▶ _TASK BRIEF_
Search the listing below for the word "始终与这个世界彼此互动" and copy each line that holds it.

▽

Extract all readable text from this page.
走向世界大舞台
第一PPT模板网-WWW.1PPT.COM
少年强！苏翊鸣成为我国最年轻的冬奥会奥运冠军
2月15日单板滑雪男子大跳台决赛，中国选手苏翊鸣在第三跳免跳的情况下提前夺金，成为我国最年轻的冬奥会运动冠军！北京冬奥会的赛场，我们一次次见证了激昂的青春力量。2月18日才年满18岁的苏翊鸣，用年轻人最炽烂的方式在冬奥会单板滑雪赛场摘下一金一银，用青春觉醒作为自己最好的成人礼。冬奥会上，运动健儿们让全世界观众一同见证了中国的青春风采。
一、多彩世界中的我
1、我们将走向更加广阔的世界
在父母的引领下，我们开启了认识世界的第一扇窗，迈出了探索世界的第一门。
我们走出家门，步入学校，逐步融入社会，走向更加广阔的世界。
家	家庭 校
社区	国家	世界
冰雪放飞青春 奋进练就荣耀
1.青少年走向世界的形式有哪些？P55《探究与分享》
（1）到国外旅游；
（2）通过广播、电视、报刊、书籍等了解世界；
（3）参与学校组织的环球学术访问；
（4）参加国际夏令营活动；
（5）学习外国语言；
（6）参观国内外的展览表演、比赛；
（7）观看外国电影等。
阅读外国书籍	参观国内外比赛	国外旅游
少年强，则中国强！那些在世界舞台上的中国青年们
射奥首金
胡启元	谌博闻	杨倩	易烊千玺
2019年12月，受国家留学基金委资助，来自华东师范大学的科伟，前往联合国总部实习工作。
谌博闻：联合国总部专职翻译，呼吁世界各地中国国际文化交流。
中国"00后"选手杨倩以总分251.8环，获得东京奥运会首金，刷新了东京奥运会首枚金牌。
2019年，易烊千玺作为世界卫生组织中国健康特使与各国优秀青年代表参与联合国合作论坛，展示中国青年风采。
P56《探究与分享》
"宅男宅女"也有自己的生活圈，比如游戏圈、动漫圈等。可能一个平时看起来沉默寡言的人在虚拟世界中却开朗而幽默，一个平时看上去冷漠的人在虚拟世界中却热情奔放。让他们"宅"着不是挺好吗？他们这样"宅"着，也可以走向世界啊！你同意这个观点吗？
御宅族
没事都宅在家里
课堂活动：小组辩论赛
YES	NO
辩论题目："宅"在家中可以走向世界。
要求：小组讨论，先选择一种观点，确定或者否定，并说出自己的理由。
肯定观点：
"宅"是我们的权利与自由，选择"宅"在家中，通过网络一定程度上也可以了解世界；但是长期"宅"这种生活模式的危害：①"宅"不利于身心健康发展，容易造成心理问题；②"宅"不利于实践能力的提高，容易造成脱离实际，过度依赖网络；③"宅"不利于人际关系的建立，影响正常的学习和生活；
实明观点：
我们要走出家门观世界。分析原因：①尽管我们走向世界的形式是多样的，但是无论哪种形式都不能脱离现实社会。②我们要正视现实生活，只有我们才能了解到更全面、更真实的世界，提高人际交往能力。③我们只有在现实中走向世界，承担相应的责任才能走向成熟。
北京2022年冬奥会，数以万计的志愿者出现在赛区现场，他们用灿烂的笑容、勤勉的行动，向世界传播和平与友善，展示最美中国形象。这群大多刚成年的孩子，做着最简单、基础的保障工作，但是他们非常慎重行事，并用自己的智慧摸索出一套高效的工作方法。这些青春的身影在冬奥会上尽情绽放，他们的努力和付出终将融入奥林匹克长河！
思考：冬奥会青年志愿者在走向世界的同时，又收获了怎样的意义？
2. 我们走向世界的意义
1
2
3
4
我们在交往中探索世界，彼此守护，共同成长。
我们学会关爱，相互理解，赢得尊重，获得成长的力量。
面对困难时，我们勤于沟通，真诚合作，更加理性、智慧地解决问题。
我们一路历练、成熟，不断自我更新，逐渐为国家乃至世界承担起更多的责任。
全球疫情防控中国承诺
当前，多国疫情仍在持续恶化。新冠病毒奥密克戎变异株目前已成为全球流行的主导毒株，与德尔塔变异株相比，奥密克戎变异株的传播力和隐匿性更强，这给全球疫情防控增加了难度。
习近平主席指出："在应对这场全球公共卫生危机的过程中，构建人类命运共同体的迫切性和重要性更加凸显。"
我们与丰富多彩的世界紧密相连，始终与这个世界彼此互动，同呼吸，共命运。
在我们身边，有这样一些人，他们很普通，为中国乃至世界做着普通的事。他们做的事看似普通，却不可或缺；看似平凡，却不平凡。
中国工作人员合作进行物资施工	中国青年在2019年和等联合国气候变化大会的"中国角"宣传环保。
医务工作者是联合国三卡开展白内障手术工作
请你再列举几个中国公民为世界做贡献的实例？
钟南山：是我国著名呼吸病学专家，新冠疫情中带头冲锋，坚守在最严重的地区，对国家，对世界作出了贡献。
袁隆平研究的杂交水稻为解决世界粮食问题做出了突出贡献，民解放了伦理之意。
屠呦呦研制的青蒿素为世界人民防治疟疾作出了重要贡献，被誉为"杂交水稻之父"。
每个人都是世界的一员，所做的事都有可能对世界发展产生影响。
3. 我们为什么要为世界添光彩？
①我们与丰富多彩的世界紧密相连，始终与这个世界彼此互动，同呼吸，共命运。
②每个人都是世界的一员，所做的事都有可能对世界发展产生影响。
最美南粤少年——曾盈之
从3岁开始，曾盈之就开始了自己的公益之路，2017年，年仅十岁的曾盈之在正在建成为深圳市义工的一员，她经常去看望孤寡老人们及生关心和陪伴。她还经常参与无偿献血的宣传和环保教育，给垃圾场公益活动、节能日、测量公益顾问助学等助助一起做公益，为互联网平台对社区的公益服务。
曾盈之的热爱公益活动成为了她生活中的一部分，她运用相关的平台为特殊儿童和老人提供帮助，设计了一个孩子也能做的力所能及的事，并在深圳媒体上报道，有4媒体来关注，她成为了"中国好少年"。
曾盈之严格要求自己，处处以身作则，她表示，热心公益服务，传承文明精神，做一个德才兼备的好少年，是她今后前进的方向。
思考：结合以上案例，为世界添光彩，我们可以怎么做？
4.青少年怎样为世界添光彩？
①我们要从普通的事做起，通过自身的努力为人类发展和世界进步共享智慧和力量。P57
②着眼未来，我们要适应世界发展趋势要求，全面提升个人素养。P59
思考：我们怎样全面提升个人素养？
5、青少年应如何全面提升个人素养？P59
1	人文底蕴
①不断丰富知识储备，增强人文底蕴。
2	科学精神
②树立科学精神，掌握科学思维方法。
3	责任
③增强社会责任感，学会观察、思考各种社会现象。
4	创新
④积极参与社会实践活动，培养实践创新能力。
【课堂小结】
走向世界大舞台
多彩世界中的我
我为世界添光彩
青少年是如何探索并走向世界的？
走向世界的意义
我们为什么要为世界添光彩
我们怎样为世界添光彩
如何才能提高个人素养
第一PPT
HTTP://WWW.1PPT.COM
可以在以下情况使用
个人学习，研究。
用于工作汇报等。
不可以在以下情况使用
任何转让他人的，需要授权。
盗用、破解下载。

△

▶ _EXERCISE RESPONSE_
我们与丰富多彩的世界紧密相连，始终与这个世界彼此互动，同呼吸，共命运。
①我们与丰富多彩的世界紧密相连，始终与这个世界彼此互动，同呼吸，共命运。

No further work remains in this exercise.